> Your instructions
Return all lines that include the string "ylabel".

Items from a data source
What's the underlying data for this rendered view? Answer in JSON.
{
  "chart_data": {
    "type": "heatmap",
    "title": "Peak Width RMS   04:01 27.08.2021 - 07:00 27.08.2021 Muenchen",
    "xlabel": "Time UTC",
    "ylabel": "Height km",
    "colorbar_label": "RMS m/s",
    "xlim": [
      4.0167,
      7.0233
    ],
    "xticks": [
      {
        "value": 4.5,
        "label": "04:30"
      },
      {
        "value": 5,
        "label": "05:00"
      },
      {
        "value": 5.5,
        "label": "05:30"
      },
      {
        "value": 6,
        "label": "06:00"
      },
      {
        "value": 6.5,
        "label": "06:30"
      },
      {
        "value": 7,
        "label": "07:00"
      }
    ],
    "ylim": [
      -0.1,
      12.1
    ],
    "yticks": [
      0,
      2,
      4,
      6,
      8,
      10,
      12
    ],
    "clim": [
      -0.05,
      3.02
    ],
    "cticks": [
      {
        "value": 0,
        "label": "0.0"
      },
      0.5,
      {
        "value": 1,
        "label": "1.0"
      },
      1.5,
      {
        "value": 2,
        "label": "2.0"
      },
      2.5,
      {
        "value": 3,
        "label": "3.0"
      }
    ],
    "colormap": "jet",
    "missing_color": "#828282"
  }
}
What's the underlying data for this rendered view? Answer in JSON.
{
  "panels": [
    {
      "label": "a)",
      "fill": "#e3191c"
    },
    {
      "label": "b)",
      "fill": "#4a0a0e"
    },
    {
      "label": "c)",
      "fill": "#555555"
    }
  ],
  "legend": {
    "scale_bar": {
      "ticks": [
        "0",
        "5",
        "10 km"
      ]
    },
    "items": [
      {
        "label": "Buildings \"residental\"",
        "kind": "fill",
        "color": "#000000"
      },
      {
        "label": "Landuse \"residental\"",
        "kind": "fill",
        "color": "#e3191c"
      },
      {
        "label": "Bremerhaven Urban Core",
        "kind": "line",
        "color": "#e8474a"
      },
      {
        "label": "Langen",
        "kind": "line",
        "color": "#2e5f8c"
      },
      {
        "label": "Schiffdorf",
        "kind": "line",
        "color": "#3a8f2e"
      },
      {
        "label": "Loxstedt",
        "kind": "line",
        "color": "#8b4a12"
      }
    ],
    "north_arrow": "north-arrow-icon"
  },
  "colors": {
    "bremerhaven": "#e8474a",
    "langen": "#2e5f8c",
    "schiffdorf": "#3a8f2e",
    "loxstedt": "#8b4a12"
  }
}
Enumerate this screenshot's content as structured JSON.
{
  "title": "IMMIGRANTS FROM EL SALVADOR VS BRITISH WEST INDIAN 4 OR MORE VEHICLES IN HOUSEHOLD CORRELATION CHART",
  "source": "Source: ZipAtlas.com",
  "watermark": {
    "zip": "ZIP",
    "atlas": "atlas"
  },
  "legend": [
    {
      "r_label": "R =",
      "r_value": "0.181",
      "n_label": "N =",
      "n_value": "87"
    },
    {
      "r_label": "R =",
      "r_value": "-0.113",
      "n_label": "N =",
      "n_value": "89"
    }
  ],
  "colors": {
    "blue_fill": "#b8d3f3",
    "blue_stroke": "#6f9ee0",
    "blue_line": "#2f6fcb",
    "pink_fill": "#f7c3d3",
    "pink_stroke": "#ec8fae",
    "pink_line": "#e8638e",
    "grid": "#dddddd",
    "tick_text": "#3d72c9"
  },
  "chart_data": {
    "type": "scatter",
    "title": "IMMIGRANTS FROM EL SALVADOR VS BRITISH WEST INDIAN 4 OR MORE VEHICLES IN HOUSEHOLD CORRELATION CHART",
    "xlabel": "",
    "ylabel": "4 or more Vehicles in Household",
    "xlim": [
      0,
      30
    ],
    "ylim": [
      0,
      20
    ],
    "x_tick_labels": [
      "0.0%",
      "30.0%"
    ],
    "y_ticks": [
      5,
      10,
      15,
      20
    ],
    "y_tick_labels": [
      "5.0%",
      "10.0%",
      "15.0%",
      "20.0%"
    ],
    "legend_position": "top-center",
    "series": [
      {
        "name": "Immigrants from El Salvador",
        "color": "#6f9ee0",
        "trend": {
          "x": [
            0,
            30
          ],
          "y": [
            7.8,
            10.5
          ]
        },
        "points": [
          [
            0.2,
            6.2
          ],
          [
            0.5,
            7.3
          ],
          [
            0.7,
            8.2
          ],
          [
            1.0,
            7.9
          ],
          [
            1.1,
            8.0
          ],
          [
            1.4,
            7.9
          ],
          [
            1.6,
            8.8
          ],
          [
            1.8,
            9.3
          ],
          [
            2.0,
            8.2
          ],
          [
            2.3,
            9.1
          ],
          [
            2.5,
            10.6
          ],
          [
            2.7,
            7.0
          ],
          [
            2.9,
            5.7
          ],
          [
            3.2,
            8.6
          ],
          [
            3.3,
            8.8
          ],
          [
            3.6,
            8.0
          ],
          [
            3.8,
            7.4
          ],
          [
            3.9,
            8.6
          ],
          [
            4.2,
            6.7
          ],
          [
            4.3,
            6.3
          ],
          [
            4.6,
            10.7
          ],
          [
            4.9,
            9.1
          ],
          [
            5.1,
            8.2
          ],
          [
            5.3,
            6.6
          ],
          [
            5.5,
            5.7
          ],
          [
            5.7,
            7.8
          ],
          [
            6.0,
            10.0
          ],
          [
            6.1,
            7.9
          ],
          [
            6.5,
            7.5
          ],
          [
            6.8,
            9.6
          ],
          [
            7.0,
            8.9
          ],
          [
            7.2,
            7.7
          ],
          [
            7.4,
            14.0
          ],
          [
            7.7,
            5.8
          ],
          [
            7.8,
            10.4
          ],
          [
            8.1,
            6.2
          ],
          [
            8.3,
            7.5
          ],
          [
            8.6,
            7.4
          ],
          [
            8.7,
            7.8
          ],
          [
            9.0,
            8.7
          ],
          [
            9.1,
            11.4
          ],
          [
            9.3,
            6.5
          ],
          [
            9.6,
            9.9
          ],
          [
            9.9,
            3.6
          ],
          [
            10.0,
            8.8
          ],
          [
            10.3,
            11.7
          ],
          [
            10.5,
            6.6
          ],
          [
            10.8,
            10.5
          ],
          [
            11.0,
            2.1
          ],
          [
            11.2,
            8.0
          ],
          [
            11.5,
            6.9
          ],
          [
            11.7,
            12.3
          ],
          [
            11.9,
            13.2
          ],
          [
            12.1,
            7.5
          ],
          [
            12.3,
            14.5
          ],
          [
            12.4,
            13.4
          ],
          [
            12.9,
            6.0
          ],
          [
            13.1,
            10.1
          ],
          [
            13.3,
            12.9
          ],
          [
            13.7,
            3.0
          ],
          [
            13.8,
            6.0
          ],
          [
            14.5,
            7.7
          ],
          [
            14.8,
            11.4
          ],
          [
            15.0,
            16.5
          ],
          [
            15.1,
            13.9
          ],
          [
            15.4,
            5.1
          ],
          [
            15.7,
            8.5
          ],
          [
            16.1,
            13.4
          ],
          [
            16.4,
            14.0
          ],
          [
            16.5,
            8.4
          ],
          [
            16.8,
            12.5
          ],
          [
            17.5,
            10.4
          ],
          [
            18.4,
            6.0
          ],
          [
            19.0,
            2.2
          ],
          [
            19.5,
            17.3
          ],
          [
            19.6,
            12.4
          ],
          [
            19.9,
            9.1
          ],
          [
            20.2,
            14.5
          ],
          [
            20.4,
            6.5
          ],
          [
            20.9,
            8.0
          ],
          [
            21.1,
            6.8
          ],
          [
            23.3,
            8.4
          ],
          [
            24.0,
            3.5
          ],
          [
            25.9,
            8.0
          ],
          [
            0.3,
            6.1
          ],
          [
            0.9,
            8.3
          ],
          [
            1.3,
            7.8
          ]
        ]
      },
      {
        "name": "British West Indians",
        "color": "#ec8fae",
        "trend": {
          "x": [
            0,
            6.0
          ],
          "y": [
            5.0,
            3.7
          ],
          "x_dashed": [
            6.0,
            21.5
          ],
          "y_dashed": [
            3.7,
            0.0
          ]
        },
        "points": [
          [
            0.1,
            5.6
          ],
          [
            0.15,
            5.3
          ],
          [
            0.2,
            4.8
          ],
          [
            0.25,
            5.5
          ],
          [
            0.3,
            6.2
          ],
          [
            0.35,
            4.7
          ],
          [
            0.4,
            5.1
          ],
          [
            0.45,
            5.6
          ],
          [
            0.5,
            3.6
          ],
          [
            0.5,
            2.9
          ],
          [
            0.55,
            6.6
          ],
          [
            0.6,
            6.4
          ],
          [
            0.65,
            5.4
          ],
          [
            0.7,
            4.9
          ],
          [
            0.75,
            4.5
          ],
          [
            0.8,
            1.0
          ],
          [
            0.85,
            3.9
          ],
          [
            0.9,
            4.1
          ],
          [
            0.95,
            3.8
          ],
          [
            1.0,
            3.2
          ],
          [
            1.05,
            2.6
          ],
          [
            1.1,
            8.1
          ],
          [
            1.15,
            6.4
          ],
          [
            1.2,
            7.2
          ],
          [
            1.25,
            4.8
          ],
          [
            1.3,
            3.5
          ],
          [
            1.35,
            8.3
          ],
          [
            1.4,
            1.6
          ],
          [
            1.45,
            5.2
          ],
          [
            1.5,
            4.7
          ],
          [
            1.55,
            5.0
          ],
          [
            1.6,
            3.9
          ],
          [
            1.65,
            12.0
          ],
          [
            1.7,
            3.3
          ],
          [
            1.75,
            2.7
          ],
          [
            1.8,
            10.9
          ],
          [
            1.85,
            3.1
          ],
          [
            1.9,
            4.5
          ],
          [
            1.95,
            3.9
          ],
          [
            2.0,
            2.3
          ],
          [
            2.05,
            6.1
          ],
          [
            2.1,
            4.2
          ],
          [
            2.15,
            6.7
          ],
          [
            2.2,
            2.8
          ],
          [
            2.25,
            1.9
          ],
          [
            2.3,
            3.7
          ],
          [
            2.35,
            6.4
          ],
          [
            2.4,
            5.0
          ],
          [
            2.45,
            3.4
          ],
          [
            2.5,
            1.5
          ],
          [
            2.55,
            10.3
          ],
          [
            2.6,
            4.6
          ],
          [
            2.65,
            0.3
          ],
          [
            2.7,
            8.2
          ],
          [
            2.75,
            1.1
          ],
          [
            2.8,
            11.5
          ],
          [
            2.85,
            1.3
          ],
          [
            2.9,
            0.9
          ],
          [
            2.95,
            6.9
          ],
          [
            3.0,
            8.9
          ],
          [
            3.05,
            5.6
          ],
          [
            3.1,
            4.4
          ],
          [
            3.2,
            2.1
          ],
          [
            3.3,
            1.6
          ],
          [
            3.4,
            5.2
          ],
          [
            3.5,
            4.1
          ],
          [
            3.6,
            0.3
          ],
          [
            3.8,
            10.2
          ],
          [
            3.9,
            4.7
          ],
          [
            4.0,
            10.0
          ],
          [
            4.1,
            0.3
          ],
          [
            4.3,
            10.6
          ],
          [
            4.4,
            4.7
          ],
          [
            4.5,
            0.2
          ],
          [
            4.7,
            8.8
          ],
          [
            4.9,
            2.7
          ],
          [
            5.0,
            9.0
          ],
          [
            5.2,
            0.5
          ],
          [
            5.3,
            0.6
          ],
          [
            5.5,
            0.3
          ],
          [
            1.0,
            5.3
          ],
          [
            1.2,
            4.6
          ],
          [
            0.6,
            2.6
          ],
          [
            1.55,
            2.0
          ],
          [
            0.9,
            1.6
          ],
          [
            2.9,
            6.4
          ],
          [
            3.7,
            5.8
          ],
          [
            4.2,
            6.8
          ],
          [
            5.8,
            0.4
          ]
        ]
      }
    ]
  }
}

> The response
    "ylabel": "Height km",
    "ylabel": "4 or more Vehicles in Household",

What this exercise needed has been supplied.